For the entries that follow, tally the lines holding the string "整理培训反馈信息". Give the total and nothing else.

_Supplied data:_
|---|

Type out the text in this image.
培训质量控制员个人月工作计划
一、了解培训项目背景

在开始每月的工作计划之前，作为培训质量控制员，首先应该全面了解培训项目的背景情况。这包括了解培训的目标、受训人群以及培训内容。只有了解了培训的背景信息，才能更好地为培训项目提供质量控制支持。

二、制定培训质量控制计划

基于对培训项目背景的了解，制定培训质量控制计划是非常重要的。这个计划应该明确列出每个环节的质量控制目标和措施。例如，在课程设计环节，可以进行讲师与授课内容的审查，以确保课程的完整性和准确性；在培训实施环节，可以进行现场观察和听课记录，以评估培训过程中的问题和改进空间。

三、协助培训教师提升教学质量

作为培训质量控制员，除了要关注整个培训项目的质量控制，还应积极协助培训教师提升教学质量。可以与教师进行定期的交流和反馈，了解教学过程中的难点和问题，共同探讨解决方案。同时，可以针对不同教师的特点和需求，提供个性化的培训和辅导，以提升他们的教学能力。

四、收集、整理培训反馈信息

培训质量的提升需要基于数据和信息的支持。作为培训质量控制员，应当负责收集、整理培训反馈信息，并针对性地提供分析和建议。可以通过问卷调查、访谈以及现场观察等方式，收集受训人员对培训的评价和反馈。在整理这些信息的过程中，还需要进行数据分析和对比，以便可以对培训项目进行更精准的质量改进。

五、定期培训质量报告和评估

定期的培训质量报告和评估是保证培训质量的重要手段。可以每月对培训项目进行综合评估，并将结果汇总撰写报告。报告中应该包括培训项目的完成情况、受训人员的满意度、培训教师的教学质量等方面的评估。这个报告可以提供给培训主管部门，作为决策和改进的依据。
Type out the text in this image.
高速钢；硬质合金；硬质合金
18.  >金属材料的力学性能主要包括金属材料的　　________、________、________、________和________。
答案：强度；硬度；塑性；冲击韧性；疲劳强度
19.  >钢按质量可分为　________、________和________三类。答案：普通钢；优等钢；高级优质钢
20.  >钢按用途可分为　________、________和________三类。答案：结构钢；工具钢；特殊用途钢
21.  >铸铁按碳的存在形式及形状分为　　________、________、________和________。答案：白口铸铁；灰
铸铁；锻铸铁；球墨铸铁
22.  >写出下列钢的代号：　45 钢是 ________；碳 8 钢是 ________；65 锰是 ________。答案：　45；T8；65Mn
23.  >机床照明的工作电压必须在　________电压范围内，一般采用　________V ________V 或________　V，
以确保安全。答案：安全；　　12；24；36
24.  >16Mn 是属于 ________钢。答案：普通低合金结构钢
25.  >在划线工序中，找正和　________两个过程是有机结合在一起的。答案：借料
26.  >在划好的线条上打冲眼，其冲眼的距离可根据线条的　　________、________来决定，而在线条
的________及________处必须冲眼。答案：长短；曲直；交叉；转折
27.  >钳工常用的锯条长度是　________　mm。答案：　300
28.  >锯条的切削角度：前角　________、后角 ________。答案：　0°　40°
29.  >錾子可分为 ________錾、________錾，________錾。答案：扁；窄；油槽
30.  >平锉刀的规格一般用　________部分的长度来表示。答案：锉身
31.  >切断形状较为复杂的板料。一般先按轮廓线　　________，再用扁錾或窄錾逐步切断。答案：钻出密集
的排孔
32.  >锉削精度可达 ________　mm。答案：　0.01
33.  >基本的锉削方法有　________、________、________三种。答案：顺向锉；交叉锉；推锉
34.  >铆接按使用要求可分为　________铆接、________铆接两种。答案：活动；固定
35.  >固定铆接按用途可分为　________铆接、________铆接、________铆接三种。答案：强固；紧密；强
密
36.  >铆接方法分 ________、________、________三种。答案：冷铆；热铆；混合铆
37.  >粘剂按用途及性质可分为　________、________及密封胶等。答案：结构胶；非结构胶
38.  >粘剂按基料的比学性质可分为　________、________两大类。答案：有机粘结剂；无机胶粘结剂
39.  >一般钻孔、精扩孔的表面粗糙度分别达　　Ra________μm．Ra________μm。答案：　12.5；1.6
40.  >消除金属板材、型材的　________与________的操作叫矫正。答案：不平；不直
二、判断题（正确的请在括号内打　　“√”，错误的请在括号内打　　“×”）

|---|

_Solution to this task:_ 2